**Description of the task**
Provide a single number: the count of lines containing the string "должна".

## begin Extracted records

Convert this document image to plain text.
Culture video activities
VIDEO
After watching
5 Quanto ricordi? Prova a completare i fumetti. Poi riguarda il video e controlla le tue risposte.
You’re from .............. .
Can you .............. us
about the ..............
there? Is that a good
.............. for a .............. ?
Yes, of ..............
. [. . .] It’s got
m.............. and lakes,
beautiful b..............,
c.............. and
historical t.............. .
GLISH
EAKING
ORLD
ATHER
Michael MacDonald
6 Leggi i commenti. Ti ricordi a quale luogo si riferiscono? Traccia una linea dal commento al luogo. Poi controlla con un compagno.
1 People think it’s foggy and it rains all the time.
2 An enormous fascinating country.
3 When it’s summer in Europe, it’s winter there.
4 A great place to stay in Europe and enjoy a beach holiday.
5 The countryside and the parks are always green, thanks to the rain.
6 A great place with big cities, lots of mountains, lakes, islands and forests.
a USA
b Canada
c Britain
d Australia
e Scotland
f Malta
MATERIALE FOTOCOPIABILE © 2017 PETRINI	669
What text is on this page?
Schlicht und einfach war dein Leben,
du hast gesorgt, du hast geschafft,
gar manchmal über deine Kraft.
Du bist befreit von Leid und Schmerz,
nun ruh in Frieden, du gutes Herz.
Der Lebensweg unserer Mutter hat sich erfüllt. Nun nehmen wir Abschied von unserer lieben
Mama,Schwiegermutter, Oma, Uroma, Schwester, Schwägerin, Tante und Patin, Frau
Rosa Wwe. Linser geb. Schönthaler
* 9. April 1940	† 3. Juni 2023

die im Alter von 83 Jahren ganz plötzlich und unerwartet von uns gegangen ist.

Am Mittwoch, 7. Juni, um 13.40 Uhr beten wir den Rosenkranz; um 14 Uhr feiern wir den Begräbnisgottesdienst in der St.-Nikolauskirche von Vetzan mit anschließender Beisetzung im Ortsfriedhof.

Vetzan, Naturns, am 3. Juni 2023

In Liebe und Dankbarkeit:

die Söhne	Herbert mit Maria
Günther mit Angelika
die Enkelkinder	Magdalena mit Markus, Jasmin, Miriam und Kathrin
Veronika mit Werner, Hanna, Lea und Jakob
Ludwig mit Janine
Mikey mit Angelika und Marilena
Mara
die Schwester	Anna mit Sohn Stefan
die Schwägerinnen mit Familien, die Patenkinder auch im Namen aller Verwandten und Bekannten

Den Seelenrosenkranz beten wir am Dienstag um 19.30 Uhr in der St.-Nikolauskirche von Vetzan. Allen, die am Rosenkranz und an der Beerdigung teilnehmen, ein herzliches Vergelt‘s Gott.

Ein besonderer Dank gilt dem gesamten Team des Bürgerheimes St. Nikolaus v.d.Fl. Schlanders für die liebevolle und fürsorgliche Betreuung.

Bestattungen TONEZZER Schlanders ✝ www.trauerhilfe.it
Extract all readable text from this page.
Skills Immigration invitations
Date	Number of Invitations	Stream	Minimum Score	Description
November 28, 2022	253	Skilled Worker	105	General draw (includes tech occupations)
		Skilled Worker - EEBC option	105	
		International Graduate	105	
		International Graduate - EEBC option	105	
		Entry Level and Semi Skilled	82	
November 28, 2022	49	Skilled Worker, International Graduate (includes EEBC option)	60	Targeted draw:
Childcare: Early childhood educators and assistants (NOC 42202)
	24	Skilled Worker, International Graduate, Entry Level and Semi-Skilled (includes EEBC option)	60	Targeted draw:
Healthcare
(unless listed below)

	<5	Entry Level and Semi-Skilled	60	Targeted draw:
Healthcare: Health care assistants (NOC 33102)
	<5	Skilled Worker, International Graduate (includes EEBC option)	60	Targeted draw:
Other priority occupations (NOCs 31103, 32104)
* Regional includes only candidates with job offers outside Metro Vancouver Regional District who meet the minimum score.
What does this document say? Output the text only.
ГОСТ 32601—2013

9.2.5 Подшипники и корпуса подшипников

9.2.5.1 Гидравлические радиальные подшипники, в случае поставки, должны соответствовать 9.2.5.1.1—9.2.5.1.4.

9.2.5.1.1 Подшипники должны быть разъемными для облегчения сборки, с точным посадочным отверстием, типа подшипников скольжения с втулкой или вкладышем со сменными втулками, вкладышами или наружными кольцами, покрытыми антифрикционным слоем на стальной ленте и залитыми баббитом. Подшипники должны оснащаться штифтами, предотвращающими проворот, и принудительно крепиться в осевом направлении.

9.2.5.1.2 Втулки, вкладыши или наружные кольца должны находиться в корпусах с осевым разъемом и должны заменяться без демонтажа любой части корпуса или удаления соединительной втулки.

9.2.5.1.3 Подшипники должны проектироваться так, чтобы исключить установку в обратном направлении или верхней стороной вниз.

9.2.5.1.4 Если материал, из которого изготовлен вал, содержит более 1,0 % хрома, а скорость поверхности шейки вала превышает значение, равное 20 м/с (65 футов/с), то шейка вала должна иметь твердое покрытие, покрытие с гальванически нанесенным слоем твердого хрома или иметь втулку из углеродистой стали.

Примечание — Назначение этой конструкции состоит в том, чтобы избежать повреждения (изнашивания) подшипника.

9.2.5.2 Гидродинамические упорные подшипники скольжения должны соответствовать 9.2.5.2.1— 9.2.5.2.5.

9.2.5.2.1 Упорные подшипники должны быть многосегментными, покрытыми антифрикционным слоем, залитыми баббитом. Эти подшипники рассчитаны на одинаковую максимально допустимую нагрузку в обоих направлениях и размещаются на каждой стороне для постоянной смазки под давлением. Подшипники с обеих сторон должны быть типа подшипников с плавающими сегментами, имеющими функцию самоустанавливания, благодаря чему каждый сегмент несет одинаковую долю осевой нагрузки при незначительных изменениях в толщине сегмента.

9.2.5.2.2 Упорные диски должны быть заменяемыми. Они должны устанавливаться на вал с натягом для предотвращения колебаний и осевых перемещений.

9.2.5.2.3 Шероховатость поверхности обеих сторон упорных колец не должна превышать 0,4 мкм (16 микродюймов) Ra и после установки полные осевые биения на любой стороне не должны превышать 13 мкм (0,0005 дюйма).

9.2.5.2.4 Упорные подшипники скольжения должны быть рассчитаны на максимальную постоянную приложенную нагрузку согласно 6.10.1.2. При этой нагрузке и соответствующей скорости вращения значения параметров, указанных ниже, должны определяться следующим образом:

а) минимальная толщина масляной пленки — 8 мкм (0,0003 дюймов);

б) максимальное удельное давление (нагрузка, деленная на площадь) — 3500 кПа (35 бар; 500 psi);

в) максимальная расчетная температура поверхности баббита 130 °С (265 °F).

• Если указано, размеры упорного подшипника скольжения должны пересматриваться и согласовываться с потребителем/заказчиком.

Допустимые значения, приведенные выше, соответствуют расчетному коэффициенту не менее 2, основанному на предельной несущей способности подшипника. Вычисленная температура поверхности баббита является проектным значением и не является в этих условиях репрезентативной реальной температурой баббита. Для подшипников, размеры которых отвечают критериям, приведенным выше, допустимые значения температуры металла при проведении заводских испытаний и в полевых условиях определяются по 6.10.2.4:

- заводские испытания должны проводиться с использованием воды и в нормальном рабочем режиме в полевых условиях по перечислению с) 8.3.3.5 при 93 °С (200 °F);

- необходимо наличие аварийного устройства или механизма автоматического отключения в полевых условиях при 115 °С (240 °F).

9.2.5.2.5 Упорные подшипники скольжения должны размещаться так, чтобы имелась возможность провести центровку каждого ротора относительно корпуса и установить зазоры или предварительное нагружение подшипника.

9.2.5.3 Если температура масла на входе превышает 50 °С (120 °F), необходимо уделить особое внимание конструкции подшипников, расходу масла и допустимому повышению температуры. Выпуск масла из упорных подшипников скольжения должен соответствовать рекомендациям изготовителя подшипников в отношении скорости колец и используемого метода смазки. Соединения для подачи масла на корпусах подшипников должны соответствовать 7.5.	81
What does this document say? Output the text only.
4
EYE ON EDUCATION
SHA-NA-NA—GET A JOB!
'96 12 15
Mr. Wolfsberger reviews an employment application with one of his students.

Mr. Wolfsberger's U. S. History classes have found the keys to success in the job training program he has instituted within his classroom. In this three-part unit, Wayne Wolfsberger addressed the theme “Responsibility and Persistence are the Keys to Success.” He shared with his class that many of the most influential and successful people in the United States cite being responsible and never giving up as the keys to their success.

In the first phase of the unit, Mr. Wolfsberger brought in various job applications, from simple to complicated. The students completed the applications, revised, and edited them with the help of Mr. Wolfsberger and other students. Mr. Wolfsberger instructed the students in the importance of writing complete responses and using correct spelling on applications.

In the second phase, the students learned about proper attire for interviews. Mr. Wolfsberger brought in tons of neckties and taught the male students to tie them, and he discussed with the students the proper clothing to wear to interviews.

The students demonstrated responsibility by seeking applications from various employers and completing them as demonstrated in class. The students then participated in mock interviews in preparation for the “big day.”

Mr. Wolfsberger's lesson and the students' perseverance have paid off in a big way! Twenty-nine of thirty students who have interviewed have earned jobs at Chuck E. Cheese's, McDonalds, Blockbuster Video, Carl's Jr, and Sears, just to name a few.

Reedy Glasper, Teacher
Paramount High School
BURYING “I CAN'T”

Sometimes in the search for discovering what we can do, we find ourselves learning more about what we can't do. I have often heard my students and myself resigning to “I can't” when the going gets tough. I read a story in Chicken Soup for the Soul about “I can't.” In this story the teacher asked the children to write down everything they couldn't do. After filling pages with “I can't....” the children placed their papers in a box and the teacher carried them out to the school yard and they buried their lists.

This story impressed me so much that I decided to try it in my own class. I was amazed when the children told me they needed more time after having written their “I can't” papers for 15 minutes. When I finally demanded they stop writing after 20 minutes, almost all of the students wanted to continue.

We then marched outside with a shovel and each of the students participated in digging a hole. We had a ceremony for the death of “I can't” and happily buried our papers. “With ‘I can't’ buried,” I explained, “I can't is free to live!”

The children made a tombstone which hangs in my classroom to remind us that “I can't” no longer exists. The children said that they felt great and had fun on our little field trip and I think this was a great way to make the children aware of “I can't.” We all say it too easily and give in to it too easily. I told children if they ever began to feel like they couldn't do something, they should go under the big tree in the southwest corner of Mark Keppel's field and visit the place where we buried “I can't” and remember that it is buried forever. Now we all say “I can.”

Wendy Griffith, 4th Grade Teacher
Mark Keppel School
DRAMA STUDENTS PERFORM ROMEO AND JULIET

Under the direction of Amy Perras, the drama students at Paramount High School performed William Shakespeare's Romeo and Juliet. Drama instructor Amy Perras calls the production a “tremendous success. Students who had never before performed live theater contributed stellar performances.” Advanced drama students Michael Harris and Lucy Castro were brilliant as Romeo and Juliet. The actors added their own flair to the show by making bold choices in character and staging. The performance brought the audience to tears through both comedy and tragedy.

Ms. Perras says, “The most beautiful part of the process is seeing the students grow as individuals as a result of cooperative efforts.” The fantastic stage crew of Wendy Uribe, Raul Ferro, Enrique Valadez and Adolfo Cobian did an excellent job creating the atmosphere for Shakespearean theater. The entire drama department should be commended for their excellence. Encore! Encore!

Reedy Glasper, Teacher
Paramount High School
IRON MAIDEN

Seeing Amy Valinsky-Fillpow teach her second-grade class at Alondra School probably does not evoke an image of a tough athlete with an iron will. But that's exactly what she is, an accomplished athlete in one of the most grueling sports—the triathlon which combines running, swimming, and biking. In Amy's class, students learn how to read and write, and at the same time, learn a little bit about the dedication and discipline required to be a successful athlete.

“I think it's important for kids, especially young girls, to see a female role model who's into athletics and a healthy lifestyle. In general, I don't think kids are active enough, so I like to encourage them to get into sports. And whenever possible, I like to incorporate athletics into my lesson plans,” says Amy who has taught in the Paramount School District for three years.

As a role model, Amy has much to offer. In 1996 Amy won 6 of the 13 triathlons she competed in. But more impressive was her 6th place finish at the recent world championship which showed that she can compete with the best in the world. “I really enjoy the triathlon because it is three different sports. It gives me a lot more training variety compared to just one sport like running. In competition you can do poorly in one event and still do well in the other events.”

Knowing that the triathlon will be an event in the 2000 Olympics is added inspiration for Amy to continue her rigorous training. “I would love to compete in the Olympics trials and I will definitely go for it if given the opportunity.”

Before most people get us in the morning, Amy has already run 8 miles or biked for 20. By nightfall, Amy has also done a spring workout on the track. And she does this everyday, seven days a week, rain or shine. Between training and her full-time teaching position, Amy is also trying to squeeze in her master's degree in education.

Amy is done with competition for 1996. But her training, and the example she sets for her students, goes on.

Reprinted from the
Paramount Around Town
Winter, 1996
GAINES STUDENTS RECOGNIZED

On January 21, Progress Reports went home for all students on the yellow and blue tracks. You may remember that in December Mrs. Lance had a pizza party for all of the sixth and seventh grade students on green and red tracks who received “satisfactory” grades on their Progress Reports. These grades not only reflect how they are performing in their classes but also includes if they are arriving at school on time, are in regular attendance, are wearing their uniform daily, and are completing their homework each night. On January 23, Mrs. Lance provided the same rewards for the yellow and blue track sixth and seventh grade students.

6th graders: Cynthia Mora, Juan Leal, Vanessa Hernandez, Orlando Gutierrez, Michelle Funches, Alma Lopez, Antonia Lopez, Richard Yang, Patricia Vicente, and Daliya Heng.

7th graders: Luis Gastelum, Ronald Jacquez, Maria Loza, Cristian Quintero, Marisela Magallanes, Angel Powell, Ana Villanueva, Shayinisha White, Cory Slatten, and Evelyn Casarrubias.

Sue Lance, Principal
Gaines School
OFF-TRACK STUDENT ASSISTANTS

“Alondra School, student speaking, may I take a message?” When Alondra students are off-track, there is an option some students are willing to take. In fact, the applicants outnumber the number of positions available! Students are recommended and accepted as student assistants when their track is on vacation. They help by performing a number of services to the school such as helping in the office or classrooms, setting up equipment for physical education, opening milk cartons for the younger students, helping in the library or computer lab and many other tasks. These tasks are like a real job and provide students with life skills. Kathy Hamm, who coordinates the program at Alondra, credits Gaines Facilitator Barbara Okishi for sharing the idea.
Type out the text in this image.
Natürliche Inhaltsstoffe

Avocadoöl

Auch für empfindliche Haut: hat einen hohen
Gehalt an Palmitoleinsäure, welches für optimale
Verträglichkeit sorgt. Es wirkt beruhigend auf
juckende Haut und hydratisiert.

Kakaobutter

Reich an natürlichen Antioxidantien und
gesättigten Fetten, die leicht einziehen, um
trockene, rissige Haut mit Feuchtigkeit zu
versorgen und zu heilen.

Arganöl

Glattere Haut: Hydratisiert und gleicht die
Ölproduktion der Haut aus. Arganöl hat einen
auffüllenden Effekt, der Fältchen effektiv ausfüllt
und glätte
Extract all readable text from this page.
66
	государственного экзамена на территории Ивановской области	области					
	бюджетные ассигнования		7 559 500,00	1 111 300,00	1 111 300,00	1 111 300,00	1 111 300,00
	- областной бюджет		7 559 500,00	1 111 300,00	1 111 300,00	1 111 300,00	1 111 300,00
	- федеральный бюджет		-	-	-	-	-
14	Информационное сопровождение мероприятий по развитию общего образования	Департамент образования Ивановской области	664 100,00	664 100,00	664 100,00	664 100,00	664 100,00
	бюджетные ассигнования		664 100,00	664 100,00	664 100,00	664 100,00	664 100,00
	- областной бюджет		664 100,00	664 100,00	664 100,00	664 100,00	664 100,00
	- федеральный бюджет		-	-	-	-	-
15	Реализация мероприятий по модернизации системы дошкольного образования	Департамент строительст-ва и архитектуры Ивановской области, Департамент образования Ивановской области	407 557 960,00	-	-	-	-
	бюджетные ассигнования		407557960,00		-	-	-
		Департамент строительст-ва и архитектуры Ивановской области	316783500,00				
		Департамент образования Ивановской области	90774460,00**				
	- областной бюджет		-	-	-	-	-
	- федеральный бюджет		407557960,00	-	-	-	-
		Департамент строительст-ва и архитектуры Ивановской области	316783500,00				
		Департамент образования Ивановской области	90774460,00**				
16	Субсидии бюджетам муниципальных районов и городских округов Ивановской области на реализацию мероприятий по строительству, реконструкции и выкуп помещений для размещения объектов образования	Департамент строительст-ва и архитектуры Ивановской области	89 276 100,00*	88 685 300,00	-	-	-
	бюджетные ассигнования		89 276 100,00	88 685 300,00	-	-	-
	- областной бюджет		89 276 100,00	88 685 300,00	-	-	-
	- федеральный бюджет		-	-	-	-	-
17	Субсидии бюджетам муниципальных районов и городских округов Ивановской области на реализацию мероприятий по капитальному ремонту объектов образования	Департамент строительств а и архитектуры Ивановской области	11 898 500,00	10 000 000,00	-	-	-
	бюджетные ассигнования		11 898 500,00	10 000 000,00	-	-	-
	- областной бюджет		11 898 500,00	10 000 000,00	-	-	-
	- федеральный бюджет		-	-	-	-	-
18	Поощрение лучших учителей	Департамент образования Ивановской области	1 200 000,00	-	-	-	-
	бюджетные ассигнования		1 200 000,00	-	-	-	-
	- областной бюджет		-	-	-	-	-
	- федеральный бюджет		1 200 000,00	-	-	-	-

## end Extracted records

**Task answer**
2